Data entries
▼
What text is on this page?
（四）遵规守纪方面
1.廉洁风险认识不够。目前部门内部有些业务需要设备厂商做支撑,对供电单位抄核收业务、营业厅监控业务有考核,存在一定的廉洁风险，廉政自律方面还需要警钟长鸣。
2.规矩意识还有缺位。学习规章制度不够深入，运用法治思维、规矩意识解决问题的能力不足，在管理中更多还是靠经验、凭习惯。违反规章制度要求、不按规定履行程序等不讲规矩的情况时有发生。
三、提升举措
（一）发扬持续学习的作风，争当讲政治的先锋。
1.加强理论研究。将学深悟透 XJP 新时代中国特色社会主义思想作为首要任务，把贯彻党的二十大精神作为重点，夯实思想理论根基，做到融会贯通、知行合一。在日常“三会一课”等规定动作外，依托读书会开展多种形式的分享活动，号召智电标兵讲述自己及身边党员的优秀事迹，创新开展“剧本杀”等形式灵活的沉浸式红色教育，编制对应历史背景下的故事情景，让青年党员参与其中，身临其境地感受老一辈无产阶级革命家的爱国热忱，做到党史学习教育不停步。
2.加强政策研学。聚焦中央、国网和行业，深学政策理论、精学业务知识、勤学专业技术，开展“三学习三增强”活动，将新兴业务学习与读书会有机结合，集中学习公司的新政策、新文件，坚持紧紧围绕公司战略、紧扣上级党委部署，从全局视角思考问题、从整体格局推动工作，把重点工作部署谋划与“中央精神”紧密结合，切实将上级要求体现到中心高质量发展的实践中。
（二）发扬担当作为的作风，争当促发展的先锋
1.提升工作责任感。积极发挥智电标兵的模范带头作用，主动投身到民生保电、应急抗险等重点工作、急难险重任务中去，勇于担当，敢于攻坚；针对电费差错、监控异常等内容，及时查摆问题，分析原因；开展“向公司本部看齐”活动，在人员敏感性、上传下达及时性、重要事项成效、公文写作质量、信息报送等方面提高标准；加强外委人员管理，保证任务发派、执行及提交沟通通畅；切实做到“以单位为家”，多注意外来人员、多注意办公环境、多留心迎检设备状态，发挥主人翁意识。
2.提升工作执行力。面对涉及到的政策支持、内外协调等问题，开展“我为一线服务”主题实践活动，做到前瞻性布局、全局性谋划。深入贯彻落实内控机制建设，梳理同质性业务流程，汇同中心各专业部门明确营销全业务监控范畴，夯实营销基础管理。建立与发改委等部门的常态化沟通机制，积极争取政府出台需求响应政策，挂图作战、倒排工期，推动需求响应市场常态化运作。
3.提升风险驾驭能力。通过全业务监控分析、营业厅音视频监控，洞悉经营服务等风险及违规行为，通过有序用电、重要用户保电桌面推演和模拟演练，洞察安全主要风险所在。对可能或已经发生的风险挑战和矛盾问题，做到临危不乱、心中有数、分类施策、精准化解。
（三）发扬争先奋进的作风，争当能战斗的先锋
▲
Directions for this task >>
Extract each entry in full, exactly as given.

Full solution >>
What text is on this page?
（四）遵规守纪方面
1.廉洁风险认识不够。目前部门内部有些业务需要设备厂商做支撑,对供电单位抄核收业务、营业厅监控业务有考核,存在一定的廉洁风险，廉政自律方面还需要警钟长鸣。
2.规矩意识还有缺位。学习规章制度不够深入，运用法治思维、规矩意识解决问题的能力不足，在管理中更多还是靠经验、凭习惯。违反规章制度要求、不按规定履行程序等不讲规矩的情况时有发生。
三、提升举措
（一）发扬持续学习的作风，争当讲政治的先锋。
1.加强理论研究。将学深悟透 XJP 新时代中国特色社会主义思想作为首要任务，把贯彻党的二十大精神作为重点，夯实思想理论根基，做到融会贯通、知行合一。在日常“三会一课”等规定动作外，依托读书会开展多种形式的分享活动，号召智电标兵讲述自己及身边党员的优秀事迹，创新开展“剧本杀”等形式灵活的沉浸式红色教育，编制对应历史背景下的故事情景，让青年党员参与其中，身临其境地感受老一辈无产阶级革命家的爱国热忱，做到党史学习教育不停步。
2.加强政策研学。聚焦中央、国网和行业，深学政策理论、精学业务知识、勤学专业技术，开展“三学习三增强”活动，将新兴业务学习与读书会有机结合，集中学习公司的新政策、新文件，坚持紧紧围绕公司战略、紧扣上级党委部署，从全局视角思考问题、从整体格局推动工作，把重点工作部署谋划与“中央精神”紧密结合，切实将上级要求体现到中心高质量发展的实践中。
（二）发扬担当作为的作风，争当促发展的先锋
1.提升工作责任感。积极发挥智电标兵的模范带头作用，主动投身到民生保电、应急抗险等重点工作、急难险重任务中去，勇于担当，敢于攻坚；针对电费差错、监控异常等内容，及时查摆问题，分析原因；开展“向公司本部看齐”活动，在人员敏感性、上传下达及时性、重要事项成效、公文写作质量、信息报送等方面提高标准；加强外委人员管理，保证任务发派、执行及提交沟通通畅；切实做到“以单位为家”，多注意外来人员、多注意办公环境、多留心迎检设备状态，发挥主人翁意识。
2.提升工作执行力。面对涉及到的政策支持、内外协调等问题，开展“我为一线服务”主题实践活动，做到前瞻性布局、全局性谋划。深入贯彻落实内控机制建设，梳理同质性业务流程，汇同中心各专业部门明确营销全业务监控范畴，夯实营销基础管理。建立与发改委等部门的常态化沟通机制，积极争取政府出台需求响应政策，挂图作战、倒排工期，推动需求响应市场常态化运作。
3.提升风险驾驭能力。通过全业务监控分析、营业厅音视频监控，洞悉经营服务等风险及违规行为，通过有序用电、重要用户保电桌面推演和模拟演练，洞察安全主要风险所在。对可能或已经发生的风险挑战和矛盾问题，做到临危不乱、心中有数、分类施策、精准化解。
（三）发扬争先奋进的作风，争当能战斗的先锋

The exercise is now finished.